* Start Stored records *

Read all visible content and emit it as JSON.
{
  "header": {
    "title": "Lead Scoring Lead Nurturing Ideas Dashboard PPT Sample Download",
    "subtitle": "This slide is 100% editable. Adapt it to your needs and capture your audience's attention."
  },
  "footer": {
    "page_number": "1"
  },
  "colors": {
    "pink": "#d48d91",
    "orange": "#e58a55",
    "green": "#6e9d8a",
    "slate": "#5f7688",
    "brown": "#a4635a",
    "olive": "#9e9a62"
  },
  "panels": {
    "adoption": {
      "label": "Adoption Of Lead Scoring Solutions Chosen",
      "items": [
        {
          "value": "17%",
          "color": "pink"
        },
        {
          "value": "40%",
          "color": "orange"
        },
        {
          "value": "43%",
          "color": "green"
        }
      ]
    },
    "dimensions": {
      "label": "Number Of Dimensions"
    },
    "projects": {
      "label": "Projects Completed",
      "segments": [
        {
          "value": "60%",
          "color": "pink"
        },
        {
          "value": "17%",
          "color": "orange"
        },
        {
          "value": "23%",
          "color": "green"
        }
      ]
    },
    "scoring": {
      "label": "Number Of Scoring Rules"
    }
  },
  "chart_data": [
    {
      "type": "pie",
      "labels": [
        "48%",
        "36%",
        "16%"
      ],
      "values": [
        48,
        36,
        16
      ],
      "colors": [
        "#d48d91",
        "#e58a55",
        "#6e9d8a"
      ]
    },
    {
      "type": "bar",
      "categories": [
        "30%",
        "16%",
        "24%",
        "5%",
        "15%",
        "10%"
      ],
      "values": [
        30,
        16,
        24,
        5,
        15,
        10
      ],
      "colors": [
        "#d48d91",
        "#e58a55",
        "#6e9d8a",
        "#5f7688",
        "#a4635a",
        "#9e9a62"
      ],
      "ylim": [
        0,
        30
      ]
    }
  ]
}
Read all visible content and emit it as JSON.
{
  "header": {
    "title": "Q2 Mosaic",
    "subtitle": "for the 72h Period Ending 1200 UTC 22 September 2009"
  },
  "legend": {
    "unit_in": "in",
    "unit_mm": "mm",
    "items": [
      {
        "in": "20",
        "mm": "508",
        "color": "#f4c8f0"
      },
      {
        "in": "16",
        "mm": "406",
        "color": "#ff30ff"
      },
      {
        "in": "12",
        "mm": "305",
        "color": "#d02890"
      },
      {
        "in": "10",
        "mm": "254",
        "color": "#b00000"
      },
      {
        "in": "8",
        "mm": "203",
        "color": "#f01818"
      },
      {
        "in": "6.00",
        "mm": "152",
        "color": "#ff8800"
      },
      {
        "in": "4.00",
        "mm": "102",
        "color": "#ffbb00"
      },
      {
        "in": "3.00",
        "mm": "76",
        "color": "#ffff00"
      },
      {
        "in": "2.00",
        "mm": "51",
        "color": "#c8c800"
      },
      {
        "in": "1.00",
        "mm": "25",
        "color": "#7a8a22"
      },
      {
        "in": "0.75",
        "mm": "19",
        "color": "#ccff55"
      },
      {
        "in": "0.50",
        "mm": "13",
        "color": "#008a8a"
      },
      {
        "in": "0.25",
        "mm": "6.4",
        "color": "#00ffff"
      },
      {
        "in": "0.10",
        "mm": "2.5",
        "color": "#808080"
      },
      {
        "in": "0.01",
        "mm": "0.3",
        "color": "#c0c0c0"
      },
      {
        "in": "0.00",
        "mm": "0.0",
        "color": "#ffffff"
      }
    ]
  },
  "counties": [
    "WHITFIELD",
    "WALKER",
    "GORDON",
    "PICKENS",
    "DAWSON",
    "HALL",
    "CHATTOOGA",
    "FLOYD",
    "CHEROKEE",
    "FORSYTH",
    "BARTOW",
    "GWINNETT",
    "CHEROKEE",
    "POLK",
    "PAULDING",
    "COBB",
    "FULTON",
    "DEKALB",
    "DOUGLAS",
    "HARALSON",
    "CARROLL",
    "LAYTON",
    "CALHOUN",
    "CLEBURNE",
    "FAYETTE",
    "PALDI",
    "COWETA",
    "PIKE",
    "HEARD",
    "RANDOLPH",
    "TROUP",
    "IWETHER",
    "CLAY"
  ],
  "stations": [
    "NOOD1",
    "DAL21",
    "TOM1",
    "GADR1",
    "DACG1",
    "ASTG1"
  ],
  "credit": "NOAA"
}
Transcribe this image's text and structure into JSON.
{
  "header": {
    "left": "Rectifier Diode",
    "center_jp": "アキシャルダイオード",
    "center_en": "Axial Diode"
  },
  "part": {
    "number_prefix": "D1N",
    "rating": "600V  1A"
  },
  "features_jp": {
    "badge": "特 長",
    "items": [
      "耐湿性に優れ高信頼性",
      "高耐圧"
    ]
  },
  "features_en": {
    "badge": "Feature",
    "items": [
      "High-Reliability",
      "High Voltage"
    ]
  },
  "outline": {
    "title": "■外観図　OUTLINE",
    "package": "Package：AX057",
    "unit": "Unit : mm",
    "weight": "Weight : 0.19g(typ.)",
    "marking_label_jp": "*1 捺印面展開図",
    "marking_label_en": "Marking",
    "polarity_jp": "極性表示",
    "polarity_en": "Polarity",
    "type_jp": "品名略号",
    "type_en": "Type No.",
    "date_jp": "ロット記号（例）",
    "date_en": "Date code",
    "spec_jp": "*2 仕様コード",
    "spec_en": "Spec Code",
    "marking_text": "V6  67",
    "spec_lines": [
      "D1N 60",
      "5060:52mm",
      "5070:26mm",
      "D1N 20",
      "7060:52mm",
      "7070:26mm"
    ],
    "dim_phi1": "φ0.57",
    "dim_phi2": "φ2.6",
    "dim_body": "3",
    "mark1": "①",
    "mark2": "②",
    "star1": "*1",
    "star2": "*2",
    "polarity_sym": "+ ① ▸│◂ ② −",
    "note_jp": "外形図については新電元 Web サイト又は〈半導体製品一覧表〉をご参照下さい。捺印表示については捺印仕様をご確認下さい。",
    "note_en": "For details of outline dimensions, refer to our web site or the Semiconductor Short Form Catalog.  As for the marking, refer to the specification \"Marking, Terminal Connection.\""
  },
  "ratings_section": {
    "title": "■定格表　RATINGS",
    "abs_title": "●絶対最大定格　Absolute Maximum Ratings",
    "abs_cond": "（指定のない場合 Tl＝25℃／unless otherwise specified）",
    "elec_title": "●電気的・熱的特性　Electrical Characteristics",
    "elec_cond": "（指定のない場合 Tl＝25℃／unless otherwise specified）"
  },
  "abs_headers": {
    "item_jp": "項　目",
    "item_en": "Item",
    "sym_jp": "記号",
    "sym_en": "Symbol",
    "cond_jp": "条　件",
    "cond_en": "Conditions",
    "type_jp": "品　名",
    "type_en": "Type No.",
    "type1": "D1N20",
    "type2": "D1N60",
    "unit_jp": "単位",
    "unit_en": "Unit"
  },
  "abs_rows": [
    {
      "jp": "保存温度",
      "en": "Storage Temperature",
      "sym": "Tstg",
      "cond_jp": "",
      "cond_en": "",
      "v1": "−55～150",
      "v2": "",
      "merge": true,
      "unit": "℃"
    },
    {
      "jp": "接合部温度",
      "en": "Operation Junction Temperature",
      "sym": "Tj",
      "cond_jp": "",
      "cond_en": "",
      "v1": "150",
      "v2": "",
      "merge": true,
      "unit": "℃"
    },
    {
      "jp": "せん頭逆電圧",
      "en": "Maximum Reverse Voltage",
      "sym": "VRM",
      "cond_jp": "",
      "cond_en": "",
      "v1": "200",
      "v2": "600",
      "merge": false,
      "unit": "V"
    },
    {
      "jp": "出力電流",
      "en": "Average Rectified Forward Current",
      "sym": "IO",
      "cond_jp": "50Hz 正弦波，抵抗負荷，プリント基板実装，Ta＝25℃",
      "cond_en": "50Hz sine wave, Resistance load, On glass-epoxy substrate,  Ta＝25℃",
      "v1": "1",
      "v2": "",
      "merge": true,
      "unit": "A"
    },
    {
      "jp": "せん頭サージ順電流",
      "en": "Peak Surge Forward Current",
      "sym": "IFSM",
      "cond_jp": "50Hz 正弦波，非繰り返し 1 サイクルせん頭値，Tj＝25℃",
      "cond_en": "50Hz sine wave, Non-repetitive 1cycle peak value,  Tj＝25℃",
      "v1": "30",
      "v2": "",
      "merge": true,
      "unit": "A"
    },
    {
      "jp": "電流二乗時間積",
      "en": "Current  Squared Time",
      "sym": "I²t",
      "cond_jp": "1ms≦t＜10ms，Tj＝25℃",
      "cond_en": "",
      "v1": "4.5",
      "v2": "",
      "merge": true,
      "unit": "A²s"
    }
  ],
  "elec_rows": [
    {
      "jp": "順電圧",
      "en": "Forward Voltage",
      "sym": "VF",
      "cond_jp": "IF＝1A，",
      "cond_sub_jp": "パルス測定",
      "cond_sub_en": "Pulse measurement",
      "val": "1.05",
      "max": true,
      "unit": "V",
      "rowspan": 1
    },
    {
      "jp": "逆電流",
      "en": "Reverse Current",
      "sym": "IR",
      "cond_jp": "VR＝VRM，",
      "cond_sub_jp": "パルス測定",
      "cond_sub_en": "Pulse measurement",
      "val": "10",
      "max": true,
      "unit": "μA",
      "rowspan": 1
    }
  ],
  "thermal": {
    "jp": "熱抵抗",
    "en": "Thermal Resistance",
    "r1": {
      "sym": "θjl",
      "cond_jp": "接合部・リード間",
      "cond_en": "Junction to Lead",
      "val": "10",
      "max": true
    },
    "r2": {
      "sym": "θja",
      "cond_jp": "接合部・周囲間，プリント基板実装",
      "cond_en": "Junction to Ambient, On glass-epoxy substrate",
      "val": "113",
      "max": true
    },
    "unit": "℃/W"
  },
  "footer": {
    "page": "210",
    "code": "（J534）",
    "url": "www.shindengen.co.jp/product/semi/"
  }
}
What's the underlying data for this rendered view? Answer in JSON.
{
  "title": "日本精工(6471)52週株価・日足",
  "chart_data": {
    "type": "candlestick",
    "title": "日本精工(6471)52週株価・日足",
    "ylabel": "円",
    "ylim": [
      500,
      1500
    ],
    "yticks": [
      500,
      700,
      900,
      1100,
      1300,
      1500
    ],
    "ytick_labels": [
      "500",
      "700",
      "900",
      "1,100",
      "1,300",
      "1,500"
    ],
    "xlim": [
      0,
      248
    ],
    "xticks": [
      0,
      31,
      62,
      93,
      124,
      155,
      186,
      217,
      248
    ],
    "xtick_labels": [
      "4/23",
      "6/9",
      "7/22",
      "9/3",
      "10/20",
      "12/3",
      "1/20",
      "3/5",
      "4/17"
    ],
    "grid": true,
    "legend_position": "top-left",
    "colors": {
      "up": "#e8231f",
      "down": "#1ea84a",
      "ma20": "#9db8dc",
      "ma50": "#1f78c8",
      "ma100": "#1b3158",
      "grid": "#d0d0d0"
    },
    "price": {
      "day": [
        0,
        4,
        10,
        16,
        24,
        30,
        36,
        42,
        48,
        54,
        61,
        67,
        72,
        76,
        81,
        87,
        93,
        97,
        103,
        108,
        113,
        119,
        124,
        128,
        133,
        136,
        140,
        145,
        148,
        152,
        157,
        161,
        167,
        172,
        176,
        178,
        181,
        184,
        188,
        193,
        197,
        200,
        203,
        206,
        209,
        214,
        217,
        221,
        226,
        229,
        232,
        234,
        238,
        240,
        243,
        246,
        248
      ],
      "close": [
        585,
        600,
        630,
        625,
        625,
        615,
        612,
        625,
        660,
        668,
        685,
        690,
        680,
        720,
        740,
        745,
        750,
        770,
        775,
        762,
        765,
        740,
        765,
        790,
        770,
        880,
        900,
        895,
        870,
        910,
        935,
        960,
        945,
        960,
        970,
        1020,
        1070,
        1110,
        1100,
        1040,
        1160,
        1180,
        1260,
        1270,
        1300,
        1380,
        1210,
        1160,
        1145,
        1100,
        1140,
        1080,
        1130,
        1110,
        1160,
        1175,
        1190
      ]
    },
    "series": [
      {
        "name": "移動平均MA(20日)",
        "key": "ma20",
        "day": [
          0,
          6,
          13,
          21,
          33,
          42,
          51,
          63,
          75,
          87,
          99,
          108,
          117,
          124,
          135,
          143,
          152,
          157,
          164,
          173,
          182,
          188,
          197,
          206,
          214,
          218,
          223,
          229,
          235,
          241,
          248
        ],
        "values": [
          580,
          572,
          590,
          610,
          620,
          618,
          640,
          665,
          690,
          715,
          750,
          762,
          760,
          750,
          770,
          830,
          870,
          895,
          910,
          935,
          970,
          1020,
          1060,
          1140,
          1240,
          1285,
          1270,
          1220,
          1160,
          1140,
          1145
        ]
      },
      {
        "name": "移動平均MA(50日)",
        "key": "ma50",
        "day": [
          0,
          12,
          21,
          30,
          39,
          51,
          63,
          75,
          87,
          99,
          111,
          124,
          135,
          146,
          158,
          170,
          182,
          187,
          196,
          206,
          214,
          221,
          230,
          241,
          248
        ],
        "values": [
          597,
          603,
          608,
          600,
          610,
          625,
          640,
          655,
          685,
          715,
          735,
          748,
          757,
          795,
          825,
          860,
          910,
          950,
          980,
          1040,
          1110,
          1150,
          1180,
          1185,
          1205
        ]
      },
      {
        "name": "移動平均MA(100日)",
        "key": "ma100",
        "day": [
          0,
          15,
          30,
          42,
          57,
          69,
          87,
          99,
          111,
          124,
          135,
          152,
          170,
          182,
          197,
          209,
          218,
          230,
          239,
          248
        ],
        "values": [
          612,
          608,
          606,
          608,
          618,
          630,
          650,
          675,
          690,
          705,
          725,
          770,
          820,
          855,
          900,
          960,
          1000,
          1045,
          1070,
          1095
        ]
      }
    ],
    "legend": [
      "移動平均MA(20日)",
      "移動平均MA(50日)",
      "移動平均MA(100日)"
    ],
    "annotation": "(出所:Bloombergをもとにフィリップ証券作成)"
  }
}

* End Stored records *

* _Task instructions_
Copy every line that includes the string "epoxy" from the material above.

* _Written solution_
      "cond_en": "50Hz sine wave, Resistance load, On glass-epoxy substrate,  Ta＝25℃",
      "cond_en": "Junction to Ambient, On glass-epoxy substrate",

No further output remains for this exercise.